YOUR GOAL » Scan the listing below. Report each line that includes "TVOL".

DATA SECTION »
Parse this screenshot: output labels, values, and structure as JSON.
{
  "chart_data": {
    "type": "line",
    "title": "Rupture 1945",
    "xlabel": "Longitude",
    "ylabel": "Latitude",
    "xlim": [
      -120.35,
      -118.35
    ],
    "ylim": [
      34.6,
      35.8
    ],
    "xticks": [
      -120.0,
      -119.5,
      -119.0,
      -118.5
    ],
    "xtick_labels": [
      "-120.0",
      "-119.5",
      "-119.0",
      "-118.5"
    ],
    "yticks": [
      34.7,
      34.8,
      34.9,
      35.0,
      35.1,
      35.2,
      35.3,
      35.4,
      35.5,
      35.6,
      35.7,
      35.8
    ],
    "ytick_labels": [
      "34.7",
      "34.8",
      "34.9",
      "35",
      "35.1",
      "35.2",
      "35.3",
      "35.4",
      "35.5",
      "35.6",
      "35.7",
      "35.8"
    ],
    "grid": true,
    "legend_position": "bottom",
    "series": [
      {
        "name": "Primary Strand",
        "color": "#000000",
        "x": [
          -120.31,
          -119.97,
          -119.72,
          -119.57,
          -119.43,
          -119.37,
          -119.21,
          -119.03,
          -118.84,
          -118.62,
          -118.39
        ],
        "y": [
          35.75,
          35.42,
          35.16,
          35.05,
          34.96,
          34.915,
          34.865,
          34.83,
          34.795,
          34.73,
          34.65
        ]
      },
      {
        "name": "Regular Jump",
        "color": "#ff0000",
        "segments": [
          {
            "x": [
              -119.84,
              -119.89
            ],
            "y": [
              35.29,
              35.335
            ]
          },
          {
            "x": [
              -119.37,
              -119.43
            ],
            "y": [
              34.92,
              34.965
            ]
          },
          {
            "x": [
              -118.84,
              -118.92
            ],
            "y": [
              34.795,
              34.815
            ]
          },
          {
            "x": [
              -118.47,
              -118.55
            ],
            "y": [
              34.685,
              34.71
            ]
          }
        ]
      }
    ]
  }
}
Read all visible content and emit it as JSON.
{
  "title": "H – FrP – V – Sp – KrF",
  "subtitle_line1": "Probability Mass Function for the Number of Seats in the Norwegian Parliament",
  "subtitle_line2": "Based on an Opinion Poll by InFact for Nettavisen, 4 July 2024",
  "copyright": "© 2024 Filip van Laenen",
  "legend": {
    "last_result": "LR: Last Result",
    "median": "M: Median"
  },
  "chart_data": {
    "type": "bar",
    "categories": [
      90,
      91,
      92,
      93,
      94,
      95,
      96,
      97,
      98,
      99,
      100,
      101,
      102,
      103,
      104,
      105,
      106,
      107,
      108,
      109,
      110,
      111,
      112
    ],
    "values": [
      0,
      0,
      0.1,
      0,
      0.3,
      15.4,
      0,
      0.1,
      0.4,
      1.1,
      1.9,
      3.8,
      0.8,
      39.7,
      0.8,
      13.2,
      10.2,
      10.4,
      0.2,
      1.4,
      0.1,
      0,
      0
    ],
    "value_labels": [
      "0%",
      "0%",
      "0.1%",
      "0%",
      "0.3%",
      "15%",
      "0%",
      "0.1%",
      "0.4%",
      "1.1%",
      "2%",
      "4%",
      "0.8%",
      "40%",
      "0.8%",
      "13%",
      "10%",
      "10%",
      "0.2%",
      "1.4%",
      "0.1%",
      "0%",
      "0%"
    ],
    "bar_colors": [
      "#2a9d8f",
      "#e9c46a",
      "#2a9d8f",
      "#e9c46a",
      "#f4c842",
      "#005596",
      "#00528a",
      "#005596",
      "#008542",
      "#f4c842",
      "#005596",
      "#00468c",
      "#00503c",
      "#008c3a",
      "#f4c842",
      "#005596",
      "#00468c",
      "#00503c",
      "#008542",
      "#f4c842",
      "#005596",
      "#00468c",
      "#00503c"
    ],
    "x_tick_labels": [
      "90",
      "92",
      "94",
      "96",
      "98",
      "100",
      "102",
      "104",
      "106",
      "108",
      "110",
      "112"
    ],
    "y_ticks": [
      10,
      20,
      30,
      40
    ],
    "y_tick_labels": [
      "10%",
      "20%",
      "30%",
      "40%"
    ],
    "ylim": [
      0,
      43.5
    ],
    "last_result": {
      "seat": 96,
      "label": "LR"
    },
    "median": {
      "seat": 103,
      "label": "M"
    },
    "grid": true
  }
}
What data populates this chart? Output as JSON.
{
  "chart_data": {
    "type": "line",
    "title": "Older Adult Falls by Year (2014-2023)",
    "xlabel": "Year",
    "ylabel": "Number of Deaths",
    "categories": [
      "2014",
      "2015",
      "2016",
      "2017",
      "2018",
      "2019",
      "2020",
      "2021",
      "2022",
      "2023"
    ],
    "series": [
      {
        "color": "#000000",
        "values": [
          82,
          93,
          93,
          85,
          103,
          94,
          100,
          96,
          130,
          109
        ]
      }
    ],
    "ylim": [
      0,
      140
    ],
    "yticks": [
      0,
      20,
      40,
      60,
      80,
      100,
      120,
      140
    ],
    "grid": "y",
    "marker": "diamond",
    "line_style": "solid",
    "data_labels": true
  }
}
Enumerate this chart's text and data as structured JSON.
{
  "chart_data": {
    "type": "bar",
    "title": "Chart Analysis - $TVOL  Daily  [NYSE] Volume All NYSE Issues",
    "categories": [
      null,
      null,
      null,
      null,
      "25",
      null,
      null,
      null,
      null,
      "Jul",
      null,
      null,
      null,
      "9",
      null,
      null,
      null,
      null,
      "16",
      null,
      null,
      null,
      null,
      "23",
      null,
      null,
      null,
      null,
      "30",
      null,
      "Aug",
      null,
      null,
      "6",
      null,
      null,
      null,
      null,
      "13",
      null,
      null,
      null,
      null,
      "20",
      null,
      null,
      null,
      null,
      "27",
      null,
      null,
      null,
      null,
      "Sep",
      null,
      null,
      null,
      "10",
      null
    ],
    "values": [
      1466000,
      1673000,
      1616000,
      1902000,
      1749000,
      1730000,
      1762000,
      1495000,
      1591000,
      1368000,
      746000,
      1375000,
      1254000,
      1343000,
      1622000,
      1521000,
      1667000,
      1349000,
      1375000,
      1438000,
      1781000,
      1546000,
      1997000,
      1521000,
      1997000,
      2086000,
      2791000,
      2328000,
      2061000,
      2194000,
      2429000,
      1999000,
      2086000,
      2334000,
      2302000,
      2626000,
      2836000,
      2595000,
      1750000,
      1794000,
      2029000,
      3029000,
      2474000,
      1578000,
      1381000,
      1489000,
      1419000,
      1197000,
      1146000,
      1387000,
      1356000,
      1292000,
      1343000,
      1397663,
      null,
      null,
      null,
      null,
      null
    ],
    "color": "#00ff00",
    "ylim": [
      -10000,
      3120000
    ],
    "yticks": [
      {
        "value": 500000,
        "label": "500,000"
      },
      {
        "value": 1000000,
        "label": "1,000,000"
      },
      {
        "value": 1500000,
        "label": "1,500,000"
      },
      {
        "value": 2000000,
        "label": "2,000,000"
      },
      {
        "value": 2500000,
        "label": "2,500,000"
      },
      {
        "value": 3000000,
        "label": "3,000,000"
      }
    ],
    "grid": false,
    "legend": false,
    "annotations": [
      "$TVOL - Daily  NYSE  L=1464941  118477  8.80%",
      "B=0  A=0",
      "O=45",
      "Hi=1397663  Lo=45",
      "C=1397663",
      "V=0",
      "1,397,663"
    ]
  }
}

TASK SOLUTION »
    "title": "Chart Analysis - $TVOL  Daily  [NYSE] Volume All NYSE Issues",
      "$TVOL - Daily  NYSE  L=1464941  118477  8.80%",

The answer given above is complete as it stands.